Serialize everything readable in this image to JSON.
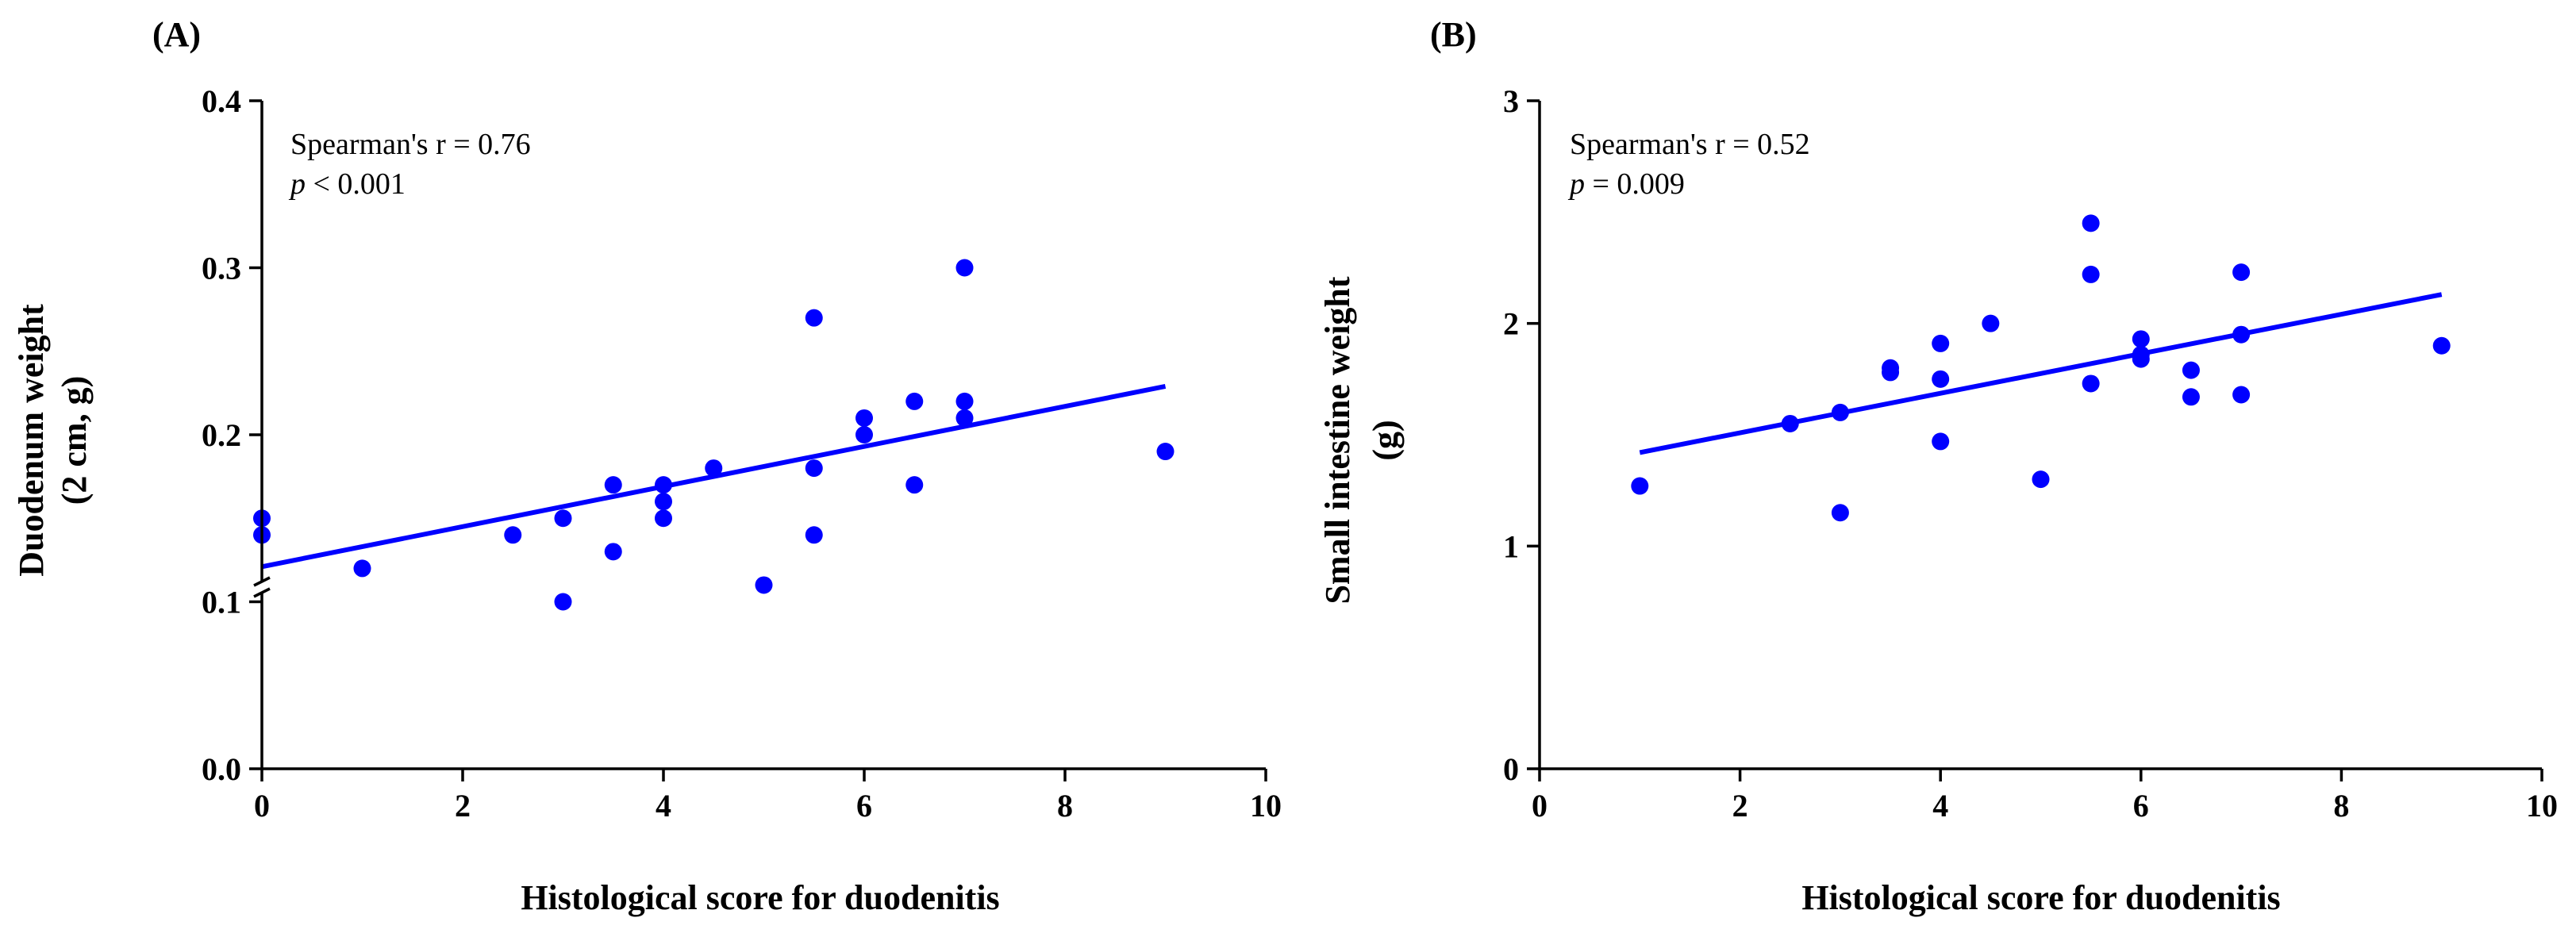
{
  "chart_data": [
    {
      "type": "scatter",
      "panel_label": "(A)",
      "xlabel": "Histological score for duodenitis",
      "ylabel": [
        "Duodenum weight",
        "(2 cm, g)"
      ],
      "xlim": [
        0,
        10
      ],
      "ylim": [
        0,
        0.4
      ],
      "axis_break": true,
      "x_ticks": [
        0,
        2,
        4,
        6,
        8,
        10
      ],
      "x_tick_labels": [
        "0",
        "2",
        "4",
        "6",
        "8",
        "10"
      ],
      "y_ticks": [
        0.0,
        0.1,
        0.2,
        0.3,
        0.4
      ],
      "y_tick_labels": [
        "0.0",
        "0.1",
        "0.2",
        "0.3",
        "0.4"
      ],
      "annotation": {
        "line1": "Spearman's r = 0.76",
        "line2_italic": "p",
        "line2_rest": " < 0.001"
      },
      "points": [
        {
          "x": 0,
          "y": 0.15
        },
        {
          "x": 0,
          "y": 0.14
        },
        {
          "x": 1,
          "y": 0.12
        },
        {
          "x": 2.5,
          "y": 0.14
        },
        {
          "x": 3,
          "y": 0.15
        },
        {
          "x": 3,
          "y": 0.1
        },
        {
          "x": 3.5,
          "y": 0.17
        },
        {
          "x": 3.5,
          "y": 0.13
        },
        {
          "x": 4,
          "y": 0.17
        },
        {
          "x": 4,
          "y": 0.16
        },
        {
          "x": 4,
          "y": 0.15
        },
        {
          "x": 4.5,
          "y": 0.18
        },
        {
          "x": 5,
          "y": 0.11
        },
        {
          "x": 5.5,
          "y": 0.27
        },
        {
          "x": 5.5,
          "y": 0.18
        },
        {
          "x": 5.5,
          "y": 0.14
        },
        {
          "x": 6,
          "y": 0.21
        },
        {
          "x": 6,
          "y": 0.2
        },
        {
          "x": 6.5,
          "y": 0.22
        },
        {
          "x": 6.5,
          "y": 0.17
        },
        {
          "x": 7,
          "y": 0.3
        },
        {
          "x": 7,
          "y": 0.22
        },
        {
          "x": 7,
          "y": 0.21
        },
        {
          "x": 9,
          "y": 0.19
        }
      ],
      "fit_line": {
        "x": [
          0,
          9
        ],
        "y": [
          0.121,
          0.229
        ]
      },
      "color": "#0000ff"
    },
    {
      "type": "scatter",
      "panel_label": "(B)",
      "xlabel": "Histological score for duodenitis",
      "ylabel": [
        "Small intestine weight",
        "(g)"
      ],
      "xlim": [
        0,
        10
      ],
      "ylim": [
        0,
        3
      ],
      "axis_break": false,
      "x_ticks": [
        0,
        2,
        4,
        6,
        8,
        10
      ],
      "x_tick_labels": [
        "0",
        "2",
        "4",
        "6",
        "8",
        "10"
      ],
      "y_ticks": [
        0,
        1,
        2,
        3
      ],
      "y_tick_labels": [
        "0",
        "1",
        "2",
        "3"
      ],
      "annotation": {
        "line1": "Spearman's r = 0.52",
        "line2_italic": "p",
        "line2_rest": " = 0.009"
      },
      "points": [
        {
          "x": 1,
          "y": 1.27
        },
        {
          "x": 2.5,
          "y": 1.55
        },
        {
          "x": 3,
          "y": 1.6
        },
        {
          "x": 3,
          "y": 1.15
        },
        {
          "x": 3.5,
          "y": 1.8
        },
        {
          "x": 3.5,
          "y": 1.78
        },
        {
          "x": 4,
          "y": 1.91
        },
        {
          "x": 4,
          "y": 1.75
        },
        {
          "x": 4,
          "y": 1.47
        },
        {
          "x": 4.5,
          "y": 2.0
        },
        {
          "x": 5,
          "y": 1.3
        },
        {
          "x": 5.5,
          "y": 2.45
        },
        {
          "x": 5.5,
          "y": 2.22
        },
        {
          "x": 5.5,
          "y": 1.73
        },
        {
          "x": 6,
          "y": 1.93
        },
        {
          "x": 6,
          "y": 1.86
        },
        {
          "x": 6,
          "y": 1.84
        },
        {
          "x": 6.5,
          "y": 1.79
        },
        {
          "x": 6.5,
          "y": 1.67
        },
        {
          "x": 7,
          "y": 2.23
        },
        {
          "x": 7,
          "y": 1.95
        },
        {
          "x": 7,
          "y": 1.68
        },
        {
          "x": 9,
          "y": 1.9
        }
      ],
      "fit_line": {
        "x": [
          1,
          9
        ],
        "y": [
          1.42,
          2.13
        ]
      },
      "color": "#0000ff"
    }
  ]
}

Stated task
Using the data above, write out every line exactly, leaving the images behind.

Response to this task
Serialize everything readable in this image to JSON.
{
  "chart_data": [
    {
      "type": "scatter",
      "panel_label": "(A)",
      "xlabel": "Histological score for duodenitis",
      "ylabel": [
        "Duodenum weight",
        "(2 cm, g)"
      ],
      "xlim": [
        0,
        10
      ],
      "ylim": [
        0,
        0.4
      ],
      "axis_break": true,
      "x_ticks": [
        0,
        2,
        4,
        6,
        8,
        10
      ],
      "x_tick_labels": [
        "0",
        "2",
        "4",
        "6",
        "8",
        "10"
      ],
      "y_ticks": [
        0.0,
        0.1,
        0.2,
        0.3,
        0.4
      ],
      "y_tick_labels": [
        "0.0",
        "0.1",
        "0.2",
        "0.3",
        "0.4"
      ],
      "annotation": {
        "line1": "Spearman's r = 0.76",
        "line2_italic": "p",
        "line2_rest": " < 0.001"
      },
      "points": [
        {
          "x": 0,
          "y": 0.15
        },
        {
          "x": 0,
          "y": 0.14
        },
        {
          "x": 1,
          "y": 0.12
        },
        {
          "x": 2.5,
          "y": 0.14
        },
        {
          "x": 3,
          "y": 0.15
        },
        {
          "x": 3,
          "y": 0.1
        },
        {
          "x": 3.5,
          "y": 0.17
        },
        {
          "x": 3.5,
          "y": 0.13
        },
        {
          "x": 4,
          "y": 0.17
        },
        {
          "x": 4,
          "y": 0.16
        },
        {
          "x": 4,
          "y": 0.15
        },
        {
          "x": 4.5,
          "y": 0.18
        },
        {
          "x": 5,
          "y": 0.11
        },
        {
          "x": 5.5,
          "y": 0.27
        },
        {
          "x": 5.5,
          "y": 0.18
        },
        {
          "x": 5.5,
          "y": 0.14
        },
        {
          "x": 6,
          "y": 0.21
        },
        {
          "x": 6,
          "y": 0.2
        },
        {
          "x": 6.5,
          "y": 0.22
        },
        {
          "x": 6.5,
          "y": 0.17
        },
        {
          "x": 7,
          "y": 0.3
        },
        {
          "x": 7,
          "y": 0.22
        },
        {
          "x": 7,
          "y": 0.21
        },
        {
          "x": 9,
          "y": 0.19
        }
      ],
      "fit_line": {
        "x": [
          0,
          9
        ],
        "y": [
          0.121,
          0.229
        ]
      },
      "color": "#0000ff"
    },
    {
      "type": "scatter",
      "panel_label": "(B)",
      "xlabel": "Histological score for duodenitis",
      "ylabel": [
        "Small intestine weight",
        "(g)"
      ],
      "xlim": [
        0,
        10
      ],
      "ylim": [
        0,
        3
      ],
      "axis_break": false,
      "x_ticks": [
        0,
        2,
        4,
        6,
        8,
        10
      ],
      "x_tick_labels": [
        "0",
        "2",
        "4",
        "6",
        "8",
        "10"
      ],
      "y_ticks": [
        0,
        1,
        2,
        3
      ],
      "y_tick_labels": [
        "0",
        "1",
        "2",
        "3"
      ],
      "annotation": {
        "line1": "Spearman's r = 0.52",
        "line2_italic": "p",
        "line2_rest": " = 0.009"
      },
      "points": [
        {
          "x": 1,
          "y": 1.27
        },
        {
          "x": 2.5,
          "y": 1.55
        },
        {
          "x": 3,
          "y": 1.6
        },
        {
          "x": 3,
          "y": 1.15
        },
        {
          "x": 3.5,
          "y": 1.8
        },
        {
          "x": 3.5,
          "y": 1.78
        },
        {
          "x": 4,
          "y": 1.91
        },
        {
          "x": 4,
          "y": 1.75
        },
        {
          "x": 4,
          "y": 1.47
        },
        {
          "x": 4.5,
          "y": 2.0
        },
        {
          "x": 5,
          "y": 1.3
        },
        {
          "x": 5.5,
          "y": 2.45
        },
        {
          "x": 5.5,
          "y": 2.22
        },
        {
          "x": 5.5,
          "y": 1.73
        },
        {
          "x": 6,
          "y": 1.93
        },
        {
          "x": 6,
          "y": 1.86
        },
        {
          "x": 6,
          "y": 1.84
        },
        {
          "x": 6.5,
          "y": 1.79
        },
        {
          "x": 6.5,
          "y": 1.67
        },
        {
          "x": 7,
          "y": 2.23
        },
        {
          "x": 7,
          "y": 1.95
        },
        {
          "x": 7,
          "y": 1.68
        },
        {
          "x": 9,
          "y": 1.9
        }
      ],
      "fit_line": {
        "x": [
          1,
          9
        ],
        "y": [
          1.42,
          2.13
        ]
      },
      "color": "#0000ff"
    }
  ]
}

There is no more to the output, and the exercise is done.